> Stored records
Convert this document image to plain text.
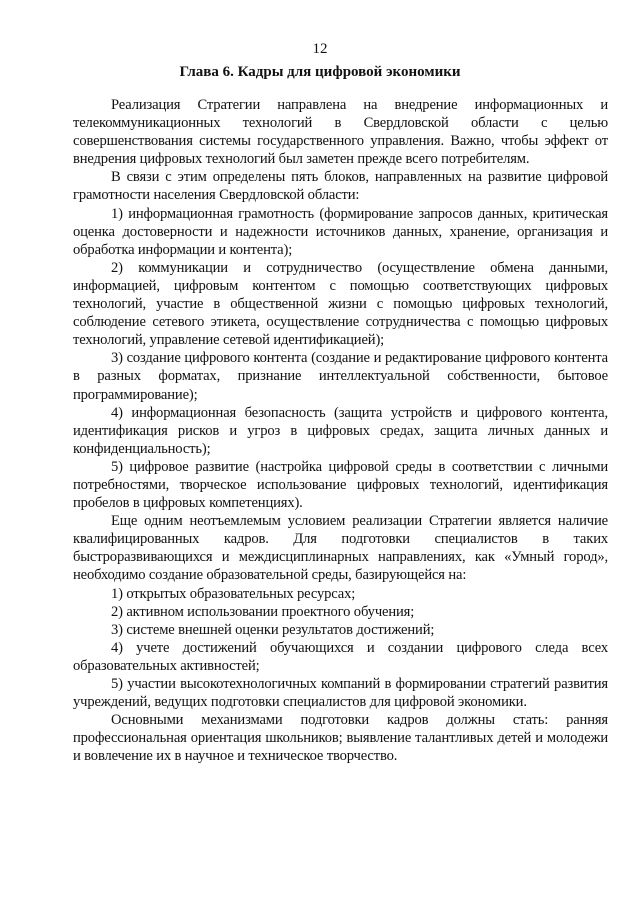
12
Глава 6. Кадры для цифровой экономики

Реализация Стратегии направлена на внедрение информационных и телекоммуникационных технологий в Свердловской области с целью совершенствования системы государственного управления. Важно, чтобы эффект от внедрения цифровых технологий был заметен прежде всего потребителям.

В связи с этим определены пять блоков, направленных на развитие цифровой грамотности населения Свердловской области:

1) информационная грамотность (формирование запросов данных, критическая оценка достоверности и надежности источников данных, хранение, организация и обработка информации и контента);

2) коммуникации и сотрудничество (осуществление обмена данными, информацией, цифровым контентом с помощью соответствующих цифровых технологий, участие в общественной жизни с помощью цифровых технологий, соблюдение сетевого этикета, осуществление сотрудничества с помощью цифровых технологий, управление сетевой идентификацией);

3) создание цифрового контента (создание и редактирование цифрового контента в разных форматах, признание интеллектуальной собственности, бытовое программирование);

4) информационная безопасность (защита устройств и цифрового контента, идентификация рисков и угроз в цифровых средах, защита личных данных и конфиденциальность);

5) цифровое развитие (настройка цифровой среды в соответствии с личными потребностями, творческое использование цифровых технологий, идентификация пробелов в цифровых компетенциях).

Еще одним неотъемлемым условием реализации Стратегии является наличие квалифицированных кадров. Для подготовки специалистов в таких быстроразвивающихся и междисциплинарных направлениях, как «Умный город», необходимо создание образовательной среды, базирующейся на:

1) открытых образовательных ресурсах;

2) активном использовании проектного обучения;

3) системе внешней оценки результатов достижений;

4) учете достижений обучающихся и создании цифрового следа всех образовательных активностей;

5) участии высокотехнологичных компаний в формировании стратегий развития учреждений, ведущих подготовки специалистов для цифровой экономики.

Основными механизмами подготовки кадров должны стать: ранняя профессиональная ориентация школьников; выявление талантливых детей и молодежи и вовлечение их в научное и техническое творчество.
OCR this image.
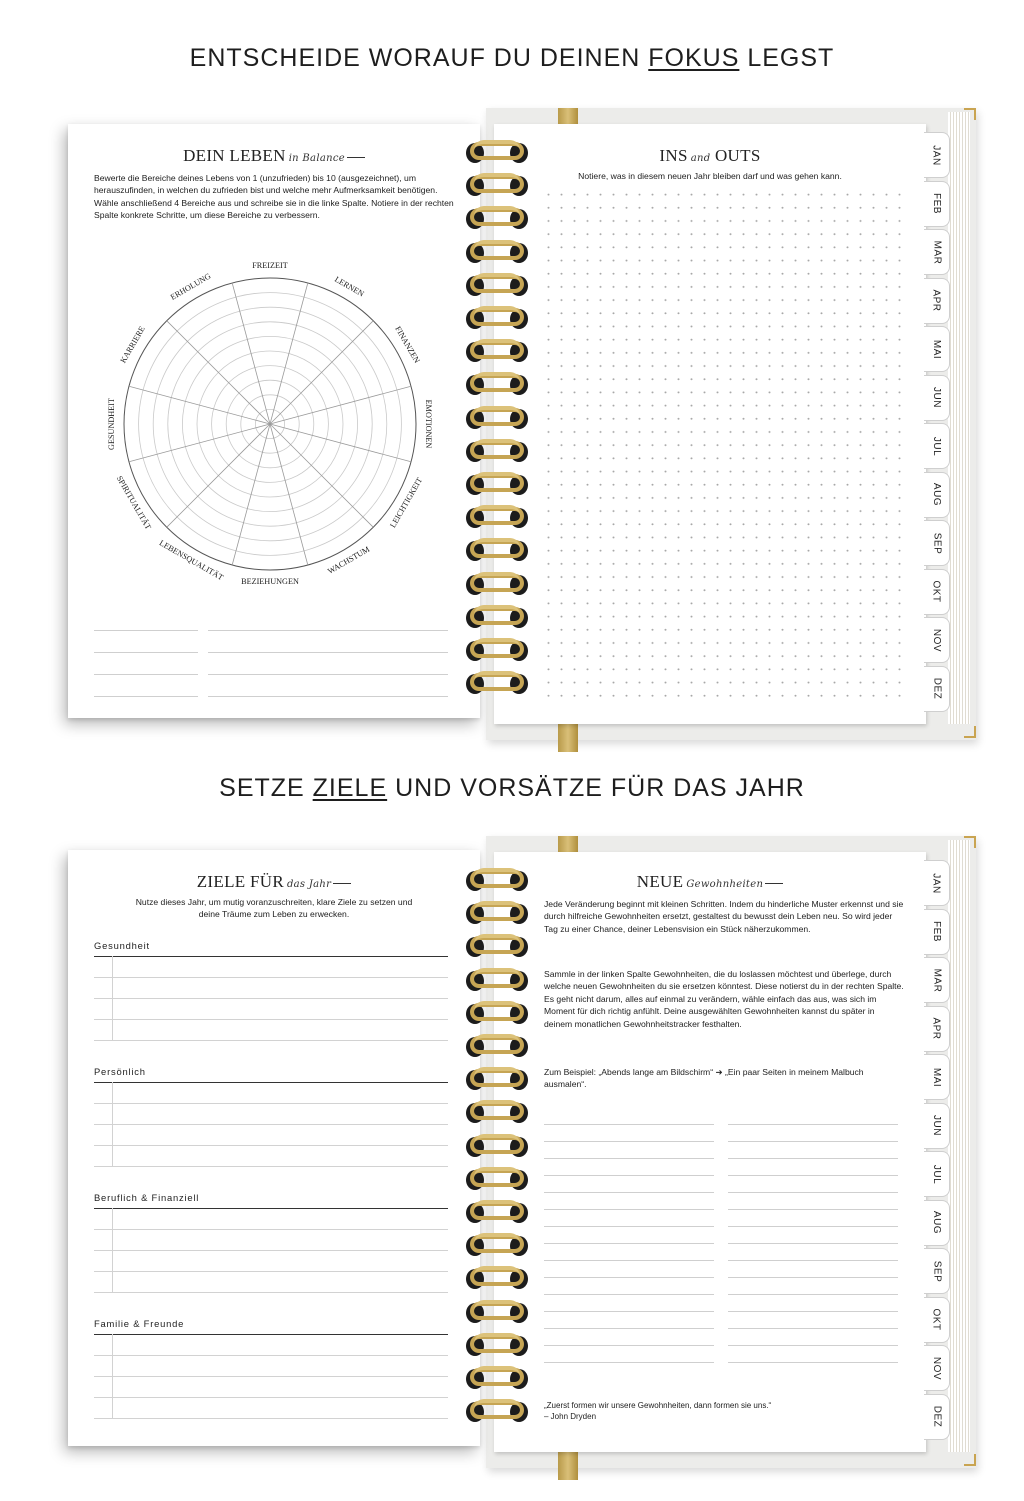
ENTSCHEIDE WORAUF DU DEINEN FOKUS LEGST
INS and OUTS
Notiere, was in diesem neuen Jahr bleiben darf und was gehen kann.
DEIN LEBEN in Balance
Bewerte die Bereiche deines Lebens von 1 (unzufrieden) bis 10 (ausgezeichnet), um herauszufinden, in welchen du zufrieden bist und welche mehr Aufmerksamkeit benötigen. Wähle anschließend 4 Bereiche aus und schreibe sie in die linke Spalte. Notiere in der rechten Spalte konkrete Schritte, um diese Bereiche zu verbessern.
FREIZEIT
LERNEN
FINANZEN
EMOTIONEN
LEICHTIGKEIT
WACHSTUM
BEZIEHUNGEN
LEBENSQUALITÄT
SPIRITUALITÄT
GESUNDHEIT
KARRIERE
ERHOLUNG
JAN
FEB
MAR
APR
MAI
JUN
JUL
AUG
SEP
OKT
NOV
DEZ
SETZE ZIELE UND VORSÄTZE FÜR DAS JAHR
NEUE Gewohnheiten
Jede Veränderung beginnt mit kleinen Schritten. Indem du hinderliche Muster erkennst und sie durch hilfreiche Gewohnheiten ersetzt, gestaltest du bewusst dein Leben neu. So wird jeder Tag zu einer Chance, deiner Lebensvision ein Stück näherzukommen.
Sammle in der linken Spalte Gewohnheiten, die du loslassen möchtest und überlege, durch welche neuen Gewohnheiten du sie ersetzen könntest. Diese notierst du in der rechten Spalte. Es geht nicht darum, alles auf einmal zu verändern, wähle einfach das aus, was sich im Moment für dich richtig anfühlt. Deine ausgewählten Gewohnheiten kannst du später in deinem monatlichen Gewohnheitstracker festhalten.
Zum Beispiel: „Abends lange am Bildschirm“ ➜ „Ein paar Seiten in meinem Malbuch ausmalen“.
„Zuerst formen wir unsere Gewohnheiten, dann formen sie uns.“
– John Dryden
ZIELE FÜR das Jahr
Nutze dieses Jahr, um mutig voranzuschreiten, klare Ziele zu setzen und deine Träume zum Leben zu erwecken.
Gesundheit
Persönlich
Beruflich & Finanziell
Familie & Freunde
JAN
FEB
MAR
APR
MAI
JUN
JUL
AUG
SEP
OKT
NOV
DEZ
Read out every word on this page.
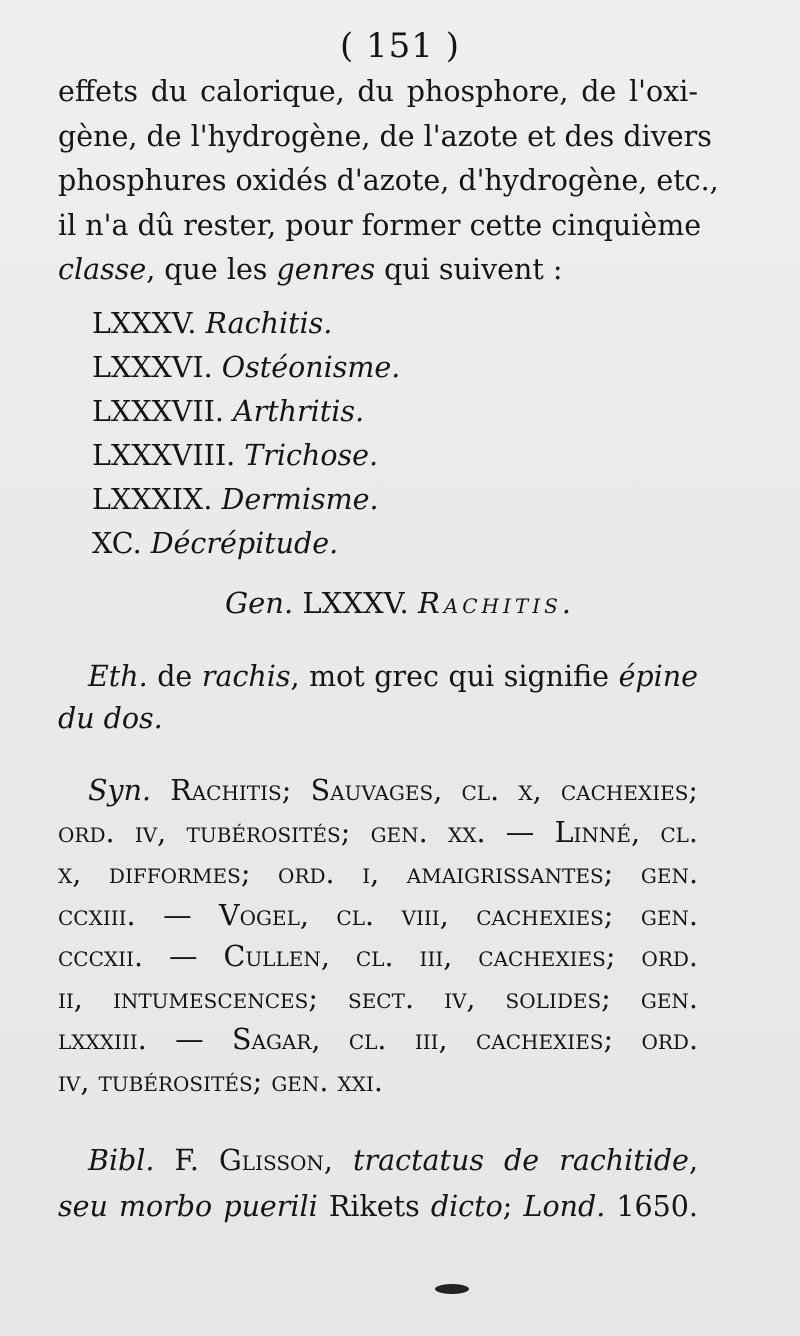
( 151 )
effets du calorique, du phosphore, de l'oxi-
gène, de l'hydrogène, de l'azote et des divers
phosphures oxidés d'azote, d'hydrogène, etc.,
il n'a dû rester, pour former cette cinquième
classe, que les genres qui suivent :
LXXXV. Rachitis.
LXXXVI. Ostéonisme.
LXXXVII. Arthritis.
LXXXVIII. Trichose.
LXXXIX. Dermisme.
XC. Décrépitude.
Gen. LXXXV. Rachitis.
Eth. de rachis, mot grec qui signifie épine
du dos.
Syn. Rachitis; Sauvages, cl. x, cachexies;
ord. iv, tubérosités; gen. xx. — Linné, cl.
x, difformes; ord. i, amaigrissantes; gen.
ccxiii. — Vogel, cl. viii, cachexies; gen.
cccxii. — Cullen, cl. iii, cachexies; ord.
ii, intumescences; sect. iv, solides; gen.
lxxxiii. — Sagar, cl. iii, cachexies; ord.
iv, tubérosités; gen. xxi.
Bibl. F. Glisson, tractatus de rachitide,
seu morbo puerili Rikets dicto; Lond. 1650.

> WHAT YOU WILL DO
Check each line above for the word "экономики" and copy the ones that have it.

> RESULT OF THIS TASK
Глава 6. Кадры для цифровой экономики
5) участии высокотехнологичных компаний в формировании стратегий развития учреждений, ведущих подготовки специалистов для цифровой экономики.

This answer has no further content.